[Stored items]
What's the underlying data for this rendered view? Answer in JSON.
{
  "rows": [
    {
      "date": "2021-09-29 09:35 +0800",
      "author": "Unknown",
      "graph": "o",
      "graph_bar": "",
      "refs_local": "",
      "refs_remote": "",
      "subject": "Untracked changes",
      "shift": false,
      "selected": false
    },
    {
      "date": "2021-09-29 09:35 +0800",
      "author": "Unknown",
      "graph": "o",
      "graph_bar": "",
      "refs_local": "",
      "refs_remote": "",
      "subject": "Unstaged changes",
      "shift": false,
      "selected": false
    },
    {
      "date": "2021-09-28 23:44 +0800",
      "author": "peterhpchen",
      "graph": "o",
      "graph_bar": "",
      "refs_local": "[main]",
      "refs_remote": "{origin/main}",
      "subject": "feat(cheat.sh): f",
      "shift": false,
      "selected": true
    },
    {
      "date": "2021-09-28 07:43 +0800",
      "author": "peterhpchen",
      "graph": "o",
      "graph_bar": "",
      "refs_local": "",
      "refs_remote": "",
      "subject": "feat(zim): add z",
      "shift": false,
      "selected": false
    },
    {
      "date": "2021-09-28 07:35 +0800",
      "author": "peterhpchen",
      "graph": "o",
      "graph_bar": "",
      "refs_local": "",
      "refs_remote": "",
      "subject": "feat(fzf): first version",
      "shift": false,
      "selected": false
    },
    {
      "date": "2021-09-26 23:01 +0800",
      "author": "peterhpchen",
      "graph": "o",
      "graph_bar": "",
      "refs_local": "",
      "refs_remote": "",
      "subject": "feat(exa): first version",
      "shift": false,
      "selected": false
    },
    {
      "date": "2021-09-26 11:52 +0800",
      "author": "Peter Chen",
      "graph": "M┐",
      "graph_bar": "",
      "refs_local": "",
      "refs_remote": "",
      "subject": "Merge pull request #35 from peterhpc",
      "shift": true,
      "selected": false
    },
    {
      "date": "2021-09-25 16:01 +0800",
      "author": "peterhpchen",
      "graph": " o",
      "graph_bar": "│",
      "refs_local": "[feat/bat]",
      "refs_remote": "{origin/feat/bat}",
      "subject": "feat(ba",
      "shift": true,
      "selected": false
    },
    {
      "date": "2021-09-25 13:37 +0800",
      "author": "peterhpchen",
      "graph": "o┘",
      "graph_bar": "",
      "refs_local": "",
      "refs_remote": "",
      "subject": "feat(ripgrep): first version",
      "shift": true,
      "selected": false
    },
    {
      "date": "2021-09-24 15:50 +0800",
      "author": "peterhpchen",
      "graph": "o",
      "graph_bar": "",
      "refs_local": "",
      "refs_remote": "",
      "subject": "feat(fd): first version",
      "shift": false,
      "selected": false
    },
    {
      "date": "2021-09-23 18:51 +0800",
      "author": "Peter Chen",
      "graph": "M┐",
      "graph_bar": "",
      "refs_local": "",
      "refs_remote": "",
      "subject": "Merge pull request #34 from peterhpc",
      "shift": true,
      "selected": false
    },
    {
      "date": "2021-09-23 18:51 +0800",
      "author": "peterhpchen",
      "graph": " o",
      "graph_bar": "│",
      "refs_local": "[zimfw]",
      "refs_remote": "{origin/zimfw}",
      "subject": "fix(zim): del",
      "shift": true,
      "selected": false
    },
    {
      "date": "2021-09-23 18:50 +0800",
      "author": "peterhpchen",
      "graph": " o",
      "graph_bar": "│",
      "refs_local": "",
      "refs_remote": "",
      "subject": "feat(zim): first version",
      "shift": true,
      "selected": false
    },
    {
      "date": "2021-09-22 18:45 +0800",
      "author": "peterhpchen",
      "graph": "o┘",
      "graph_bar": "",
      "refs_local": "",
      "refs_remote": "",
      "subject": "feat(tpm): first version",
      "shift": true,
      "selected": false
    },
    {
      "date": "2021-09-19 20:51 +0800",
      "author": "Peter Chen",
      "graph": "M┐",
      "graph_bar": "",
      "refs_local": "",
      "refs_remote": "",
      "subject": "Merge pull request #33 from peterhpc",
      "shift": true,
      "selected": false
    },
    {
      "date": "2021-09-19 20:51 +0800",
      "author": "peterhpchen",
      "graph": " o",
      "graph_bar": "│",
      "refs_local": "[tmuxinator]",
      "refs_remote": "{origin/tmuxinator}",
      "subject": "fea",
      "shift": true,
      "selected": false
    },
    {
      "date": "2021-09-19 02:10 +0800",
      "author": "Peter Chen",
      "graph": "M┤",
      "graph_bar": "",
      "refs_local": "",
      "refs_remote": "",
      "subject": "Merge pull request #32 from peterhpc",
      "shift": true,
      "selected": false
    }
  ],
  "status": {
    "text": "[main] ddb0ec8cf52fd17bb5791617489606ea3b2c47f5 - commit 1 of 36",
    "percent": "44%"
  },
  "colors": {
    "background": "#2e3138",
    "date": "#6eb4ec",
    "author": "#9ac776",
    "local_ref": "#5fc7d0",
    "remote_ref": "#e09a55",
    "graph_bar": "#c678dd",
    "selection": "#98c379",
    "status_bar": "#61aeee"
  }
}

_Work to do_
Only the count is needed: the number of lines in the data that include the word "version".

_Worked solution_
6